• **What you should do**: Transcribe the full listing below exactly.

• **Entries provided**:
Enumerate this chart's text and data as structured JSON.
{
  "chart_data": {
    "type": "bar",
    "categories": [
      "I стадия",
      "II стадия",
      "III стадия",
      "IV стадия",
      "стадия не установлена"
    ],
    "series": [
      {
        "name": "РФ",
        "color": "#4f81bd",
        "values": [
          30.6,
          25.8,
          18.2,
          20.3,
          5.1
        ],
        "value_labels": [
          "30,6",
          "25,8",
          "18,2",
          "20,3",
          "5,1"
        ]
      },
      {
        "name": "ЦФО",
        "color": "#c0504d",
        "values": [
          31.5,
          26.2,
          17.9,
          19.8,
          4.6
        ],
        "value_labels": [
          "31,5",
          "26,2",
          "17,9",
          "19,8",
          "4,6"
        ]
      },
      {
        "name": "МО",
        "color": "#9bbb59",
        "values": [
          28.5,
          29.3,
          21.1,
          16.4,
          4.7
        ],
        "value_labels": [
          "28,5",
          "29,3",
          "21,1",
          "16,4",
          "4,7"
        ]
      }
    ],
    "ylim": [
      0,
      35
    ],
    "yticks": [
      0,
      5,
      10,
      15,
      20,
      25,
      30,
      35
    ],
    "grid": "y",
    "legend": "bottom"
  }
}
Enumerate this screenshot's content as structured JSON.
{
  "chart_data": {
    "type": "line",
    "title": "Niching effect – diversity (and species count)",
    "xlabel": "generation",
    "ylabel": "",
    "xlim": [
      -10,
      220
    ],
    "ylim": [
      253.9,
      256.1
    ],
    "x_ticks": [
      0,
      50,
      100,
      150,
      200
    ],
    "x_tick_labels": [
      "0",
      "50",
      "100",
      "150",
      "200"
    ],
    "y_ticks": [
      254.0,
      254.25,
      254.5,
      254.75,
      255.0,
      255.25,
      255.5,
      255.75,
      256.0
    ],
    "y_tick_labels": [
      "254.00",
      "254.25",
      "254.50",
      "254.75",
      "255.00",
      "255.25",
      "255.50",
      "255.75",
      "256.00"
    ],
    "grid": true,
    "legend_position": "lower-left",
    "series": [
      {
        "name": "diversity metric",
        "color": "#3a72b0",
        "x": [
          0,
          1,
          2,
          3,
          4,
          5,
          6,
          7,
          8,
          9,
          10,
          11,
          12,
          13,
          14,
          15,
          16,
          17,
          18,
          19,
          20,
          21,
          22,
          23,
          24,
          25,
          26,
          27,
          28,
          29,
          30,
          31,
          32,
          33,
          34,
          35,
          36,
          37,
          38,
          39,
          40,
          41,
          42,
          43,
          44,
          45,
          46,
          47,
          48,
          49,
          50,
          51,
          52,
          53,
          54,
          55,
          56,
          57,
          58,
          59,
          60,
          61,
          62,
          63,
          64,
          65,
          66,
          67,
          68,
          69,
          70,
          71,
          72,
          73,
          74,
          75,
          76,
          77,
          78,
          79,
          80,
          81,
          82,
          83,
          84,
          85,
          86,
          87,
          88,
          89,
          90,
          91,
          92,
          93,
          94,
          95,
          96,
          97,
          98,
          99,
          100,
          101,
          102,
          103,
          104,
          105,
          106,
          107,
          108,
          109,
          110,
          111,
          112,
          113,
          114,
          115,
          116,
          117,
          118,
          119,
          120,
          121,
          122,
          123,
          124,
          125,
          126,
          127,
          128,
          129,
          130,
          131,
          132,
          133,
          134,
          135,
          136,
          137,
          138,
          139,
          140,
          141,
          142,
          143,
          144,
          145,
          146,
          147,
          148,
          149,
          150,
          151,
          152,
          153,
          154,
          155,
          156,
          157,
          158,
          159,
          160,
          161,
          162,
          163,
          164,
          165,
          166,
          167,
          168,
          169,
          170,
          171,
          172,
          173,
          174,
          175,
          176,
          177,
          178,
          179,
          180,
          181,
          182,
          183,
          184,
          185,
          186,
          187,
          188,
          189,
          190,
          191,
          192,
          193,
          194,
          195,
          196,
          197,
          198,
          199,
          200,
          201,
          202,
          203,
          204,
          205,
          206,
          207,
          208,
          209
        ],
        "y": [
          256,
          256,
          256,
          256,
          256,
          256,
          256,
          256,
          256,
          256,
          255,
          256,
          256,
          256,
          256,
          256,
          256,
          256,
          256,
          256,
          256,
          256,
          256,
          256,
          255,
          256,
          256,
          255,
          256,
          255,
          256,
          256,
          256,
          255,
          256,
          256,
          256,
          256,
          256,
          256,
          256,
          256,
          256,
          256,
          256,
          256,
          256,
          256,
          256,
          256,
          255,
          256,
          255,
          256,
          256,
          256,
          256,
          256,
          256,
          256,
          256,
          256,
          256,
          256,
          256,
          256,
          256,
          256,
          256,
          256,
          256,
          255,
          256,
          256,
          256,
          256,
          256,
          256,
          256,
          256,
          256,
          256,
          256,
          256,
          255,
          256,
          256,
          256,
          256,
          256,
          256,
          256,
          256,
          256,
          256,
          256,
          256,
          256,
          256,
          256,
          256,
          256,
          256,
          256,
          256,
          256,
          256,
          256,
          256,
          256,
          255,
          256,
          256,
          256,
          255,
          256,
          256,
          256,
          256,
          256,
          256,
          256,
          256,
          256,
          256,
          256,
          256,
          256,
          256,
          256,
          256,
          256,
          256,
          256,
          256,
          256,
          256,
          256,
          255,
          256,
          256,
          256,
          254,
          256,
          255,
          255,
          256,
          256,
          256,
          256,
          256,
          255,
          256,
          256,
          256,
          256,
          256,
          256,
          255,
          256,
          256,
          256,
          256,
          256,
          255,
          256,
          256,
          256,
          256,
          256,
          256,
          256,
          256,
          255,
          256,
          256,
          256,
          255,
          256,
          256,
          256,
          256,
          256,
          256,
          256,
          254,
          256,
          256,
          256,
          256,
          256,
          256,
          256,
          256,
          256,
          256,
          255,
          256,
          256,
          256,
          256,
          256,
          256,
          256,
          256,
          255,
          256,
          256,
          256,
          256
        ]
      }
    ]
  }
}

• **Exercise solution**:
Enumerate this chart's text and data as structured JSON.
{
  "chart_data": {
    "type": "bar",
    "categories": [
      "I стадия",
      "II стадия",
      "III стадия",
      "IV стадия",
      "стадия не установлена"
    ],
    "series": [
      {
        "name": "РФ",
        "color": "#4f81bd",
        "values": [
          30.6,
          25.8,
          18.2,
          20.3,
          5.1
        ],
        "value_labels": [
          "30,6",
          "25,8",
          "18,2",
          "20,3",
          "5,1"
        ]
      },
      {
        "name": "ЦФО",
        "color": "#c0504d",
        "values": [
          31.5,
          26.2,
          17.9,
          19.8,
          4.6
        ],
        "value_labels": [
          "31,5",
          "26,2",
          "17,9",
          "19,8",
          "4,6"
        ]
      },
      {
        "name": "МО",
        "color": "#9bbb59",
        "values": [
          28.5,
          29.3,
          21.1,
          16.4,
          4.7
        ],
        "value_labels": [
          "28,5",
          "29,3",
          "21,1",
          "16,4",
          "4,7"
        ]
      }
    ],
    "ylim": [
      0,
      35
    ],
    "yticks": [
      0,
      5,
      10,
      15,
      20,
      25,
      30,
      35
    ],
    "grid": "y",
    "legend": "bottom"
  }
}
Enumerate this screenshot's content as structured JSON.
{
  "chart_data": {
    "type": "line",
    "title": "Niching effect – diversity (and species count)",
    "xlabel": "generation",
    "ylabel": "",
    "xlim": [
      -10,
      220
    ],
    "ylim": [
      253.9,
      256.1
    ],
    "x_ticks": [
      0,
      50,
      100,
      150,
      200
    ],
    "x_tick_labels": [
      "0",
      "50",
      "100",
      "150",
      "200"
    ],
    "y_ticks": [
      254.0,
      254.25,
      254.5,
      254.75,
      255.0,
      255.25,
      255.5,
      255.75,
      256.0
    ],
    "y_tick_labels": [
      "254.00",
      "254.25",
      "254.50",
      "254.75",
      "255.00",
      "255.25",
      "255.50",
      "255.75",
      "256.00"
    ],
    "grid": true,
    "legend_position": "lower-left",
    "series": [
      {
        "name": "diversity metric",
        "color": "#3a72b0",
        "x": [
          0,
          1,
          2,
          3,
          4,
          5,
          6,
          7,
          8,
          9,
          10,
          11,
          12,
          13,
          14,
          15,
          16,
          17,
          18,
          19,
          20,
          21,
          22,
          23,
          24,
          25,
          26,
          27,
          28,
          29,
          30,
          31,
          32,
          33,
          34,
          35,
          36,
          37,
          38,
          39,
          40,
          41,
          42,
          43,
          44,
          45,
          46,
          47,
          48,
          49,
          50,
          51,
          52,
          53,
          54,
          55,
          56,
          57,
          58,
          59,
          60,
          61,
          62,
          63,
          64,
          65,
          66,
          67,
          68,
          69,
          70,
          71,
          72,
          73,
          74,
          75,
          76,
          77,
          78,
          79,
          80,
          81,
          82,
          83,
          84,
          85,
          86,
          87,
          88,
          89,
          90,
          91,
          92,
          93,
          94,
          95,
          96,
          97,
          98,
          99,
          100,
          101,
          102,
          103,
          104,
          105,
          106,
          107,
          108,
          109,
          110,
          111,
          112,
          113,
          114,
          115,
          116,
          117,
          118,
          119,
          120,
          121,
          122,
          123,
          124,
          125,
          126,
          127,
          128,
          129,
          130,
          131,
          132,
          133,
          134,
          135,
          136,
          137,
          138,
          139,
          140,
          141,
          142,
          143,
          144,
          145,
          146,
          147,
          148,
          149,
          150,
          151,
          152,
          153,
          154,
          155,
          156,
          157,
          158,
          159,
          160,
          161,
          162,
          163,
          164,
          165,
          166,
          167,
          168,
          169,
          170,
          171,
          172,
          173,
          174,
          175,
          176,
          177,
          178,
          179,
          180,
          181,
          182,
          183,
          184,
          185,
          186,
          187,
          188,
          189,
          190,
          191,
          192,
          193,
          194,
          195,
          196,
          197,
          198,
          199,
          200,
          201,
          202,
          203,
          204,
          205,
          206,
          207,
          208,
          209
        ],
        "y": [
          256,
          256,
          256,
          256,
          256,
          256,
          256,
          256,
          256,
          256,
          255,
          256,
          256,
          256,
          256,
          256,
          256,
          256,
          256,
          256,
          256,
          256,
          256,
          256,
          255,
          256,
          256,
          255,
          256,
          255,
          256,
          256,
          256,
          255,
          256,
          256,
          256,
          256,
          256,
          256,
          256,
          256,
          256,
          256,
          256,
          256,
          256,
          256,
          256,
          256,
          255,
          256,
          255,
          256,
          256,
          256,
          256,
          256,
          256,
          256,
          256,
          256,
          256,
          256,
          256,
          256,
          256,
          256,
          256,
          256,
          256,
          255,
          256,
          256,
          256,
          256,
          256,
          256,
          256,
          256,
          256,
          256,
          256,
          256,
          255,
          256,
          256,
          256,
          256,
          256,
          256,
          256,
          256,
          256,
          256,
          256,
          256,
          256,
          256,
          256,
          256,
          256,
          256,
          256,
          256,
          256,
          256,
          256,
          256,
          256,
          255,
          256,
          256,
          256,
          255,
          256,
          256,
          256,
          256,
          256,
          256,
          256,
          256,
          256,
          256,
          256,
          256,
          256,
          256,
          256,
          256,
          256,
          256,
          256,
          256,
          256,
          256,
          256,
          255,
          256,
          256,
          256,
          254,
          256,
          255,
          255,
          256,
          256,
          256,
          256,
          256,
          255,
          256,
          256,
          256,
          256,
          256,
          256,
          255,
          256,
          256,
          256,
          256,
          256,
          255,
          256,
          256,
          256,
          256,
          256,
          256,
          256,
          256,
          255,
          256,
          256,
          256,
          255,
          256,
          256,
          256,
          256,
          256,
          256,
          256,
          254,
          256,
          256,
          256,
          256,
          256,
          256,
          256,
          256,
          256,
          256,
          255,
          256,
          256,
          256,
          256,
          256,
          256,
          256,
          256,
          255,
          256,
          256,
          256,
          256
        ]
      }
    ]
  }
}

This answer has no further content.